-- start Working data --
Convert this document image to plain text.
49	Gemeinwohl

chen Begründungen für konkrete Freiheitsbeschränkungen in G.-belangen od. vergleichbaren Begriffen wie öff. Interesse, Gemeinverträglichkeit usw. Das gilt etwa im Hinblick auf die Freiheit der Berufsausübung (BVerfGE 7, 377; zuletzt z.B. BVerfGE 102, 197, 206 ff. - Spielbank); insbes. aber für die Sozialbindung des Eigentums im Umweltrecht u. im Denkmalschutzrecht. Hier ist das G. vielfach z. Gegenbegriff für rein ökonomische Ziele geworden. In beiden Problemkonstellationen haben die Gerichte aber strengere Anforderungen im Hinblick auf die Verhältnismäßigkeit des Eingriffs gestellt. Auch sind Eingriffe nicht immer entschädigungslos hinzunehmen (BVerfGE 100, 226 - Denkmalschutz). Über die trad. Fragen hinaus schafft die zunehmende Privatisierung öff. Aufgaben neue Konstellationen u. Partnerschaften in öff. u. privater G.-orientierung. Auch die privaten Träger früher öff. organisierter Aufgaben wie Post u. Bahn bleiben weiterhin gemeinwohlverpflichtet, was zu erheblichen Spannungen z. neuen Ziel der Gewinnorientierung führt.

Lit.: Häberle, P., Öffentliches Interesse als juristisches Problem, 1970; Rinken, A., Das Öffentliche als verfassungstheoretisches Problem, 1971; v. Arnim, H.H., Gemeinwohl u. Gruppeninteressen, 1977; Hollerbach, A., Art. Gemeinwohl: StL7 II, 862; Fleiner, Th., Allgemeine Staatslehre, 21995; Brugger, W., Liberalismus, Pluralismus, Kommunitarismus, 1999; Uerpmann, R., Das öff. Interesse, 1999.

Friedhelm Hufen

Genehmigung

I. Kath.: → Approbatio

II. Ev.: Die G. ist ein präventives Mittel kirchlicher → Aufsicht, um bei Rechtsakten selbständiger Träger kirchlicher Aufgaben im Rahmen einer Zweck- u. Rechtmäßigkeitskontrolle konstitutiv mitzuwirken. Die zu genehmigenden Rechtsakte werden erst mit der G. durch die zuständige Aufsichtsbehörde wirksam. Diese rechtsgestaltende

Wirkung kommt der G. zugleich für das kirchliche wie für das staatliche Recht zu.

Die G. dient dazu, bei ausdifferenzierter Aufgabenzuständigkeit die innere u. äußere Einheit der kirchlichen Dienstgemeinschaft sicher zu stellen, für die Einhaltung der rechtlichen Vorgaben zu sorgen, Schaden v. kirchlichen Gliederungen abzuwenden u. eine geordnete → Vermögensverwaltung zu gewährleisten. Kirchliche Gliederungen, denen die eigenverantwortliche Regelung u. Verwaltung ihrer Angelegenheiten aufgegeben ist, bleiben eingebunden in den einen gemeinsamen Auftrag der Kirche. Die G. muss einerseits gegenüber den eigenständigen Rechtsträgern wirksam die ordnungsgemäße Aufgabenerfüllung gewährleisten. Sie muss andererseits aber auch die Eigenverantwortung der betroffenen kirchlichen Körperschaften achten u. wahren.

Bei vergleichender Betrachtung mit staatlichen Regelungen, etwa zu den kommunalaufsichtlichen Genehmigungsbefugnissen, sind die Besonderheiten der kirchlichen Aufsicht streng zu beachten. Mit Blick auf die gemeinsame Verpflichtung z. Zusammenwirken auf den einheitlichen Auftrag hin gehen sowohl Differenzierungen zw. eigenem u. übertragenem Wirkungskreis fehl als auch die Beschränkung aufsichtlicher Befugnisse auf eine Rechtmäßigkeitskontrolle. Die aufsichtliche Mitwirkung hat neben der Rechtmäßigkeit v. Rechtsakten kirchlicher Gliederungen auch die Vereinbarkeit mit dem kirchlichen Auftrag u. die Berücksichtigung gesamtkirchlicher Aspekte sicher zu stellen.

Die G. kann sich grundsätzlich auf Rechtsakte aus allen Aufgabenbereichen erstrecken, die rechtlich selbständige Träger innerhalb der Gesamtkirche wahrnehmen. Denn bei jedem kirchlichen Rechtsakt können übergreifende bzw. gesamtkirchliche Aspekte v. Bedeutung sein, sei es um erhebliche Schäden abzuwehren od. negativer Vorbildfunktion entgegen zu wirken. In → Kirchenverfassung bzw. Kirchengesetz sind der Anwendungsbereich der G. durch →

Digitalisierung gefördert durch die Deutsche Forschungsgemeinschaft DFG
-- end Working data --
◆ Challenge:
In the listing, how many lines hold "wirksam"? Answer with a bare number.

◆ Output for this task:
2